TEXT BLOCK:
******

Tired of the same old punditry and OS wars? Want to read something practical you can actually use and apply to your real job? Or perhaps you need some light reading material to help you get some sleep on the plane between consulting engagements – either way, welcome to the first in what I hope will be a series of technical HOWTO articles, entitled “Geek Sheets”.
One of my favorite Linux tools and live CD distributions is theSystem Rescue CD. It allows you to boot up on any x86-based, PowerPC and SPARC-based machine and perform any number of backup and recovery tasks on Linux, Mac, Solaris and Windows-based systems. The System Rescue CD can even be booted on completely diskless systems on a USB stick or PXE-booted over the network. In another publication,I went into depth on how to use some of System Rescue CD's basic functions and how to bare-metal image a typical desktop and server Linux or Windows configuration.
However, that article was aimed at an end-user or utility computing scenario using fixed file system configurations using local storage and not on an enterprise server machine. For storage flexibility, many Linux server systems today now use LVM, or Logical Volume Manager, rather than use fixed file system partitioning that desktop distributions such as Ubuntu typically use. This adds a layer of abstraction on top of the bare metal partition layout and introduces some complexity as to how these systems can be imaged.

******

PROVIDED MATERIAL:

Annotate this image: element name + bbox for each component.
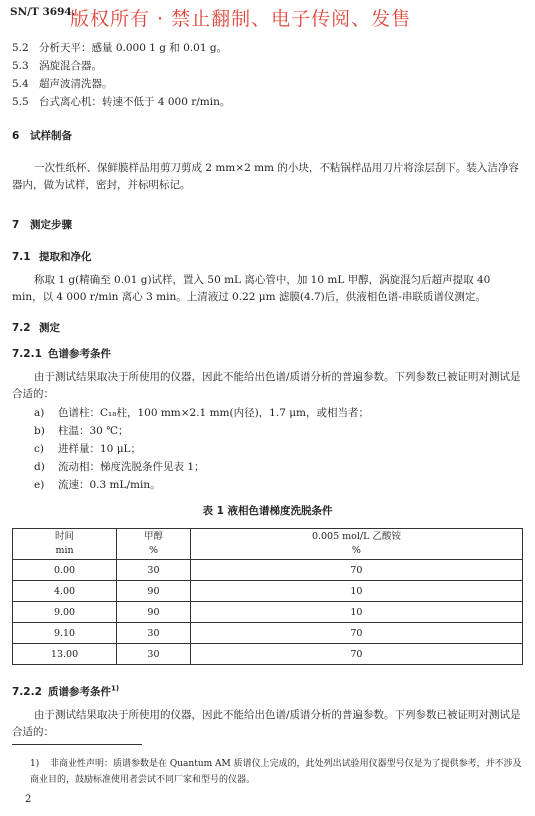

******

TASK A: In the System Rescue CD text, what does LVM stand for?
TASK B: From the System Rescue CD text, extract the passage starting at "However, that article" and ending at "can be imaged.".

PROBLEM SOLUTION A: Logical Volume Manager

PROBLEM SOLUTION B:
However, that article was aimed at an end-user or utility computing scenario using fixed file system configurations using local storage and not on an enterprise server machine. For storage flexibility, many Linux server systems today now use LVM, or Logical Volume Manager, rather than use fixed file system partitioning that desktop distributions such as Ubuntu typically use. This adds a layer of abstraction on top of the bare metal partition layout and introduces some complexity as to how these systems can be imaged.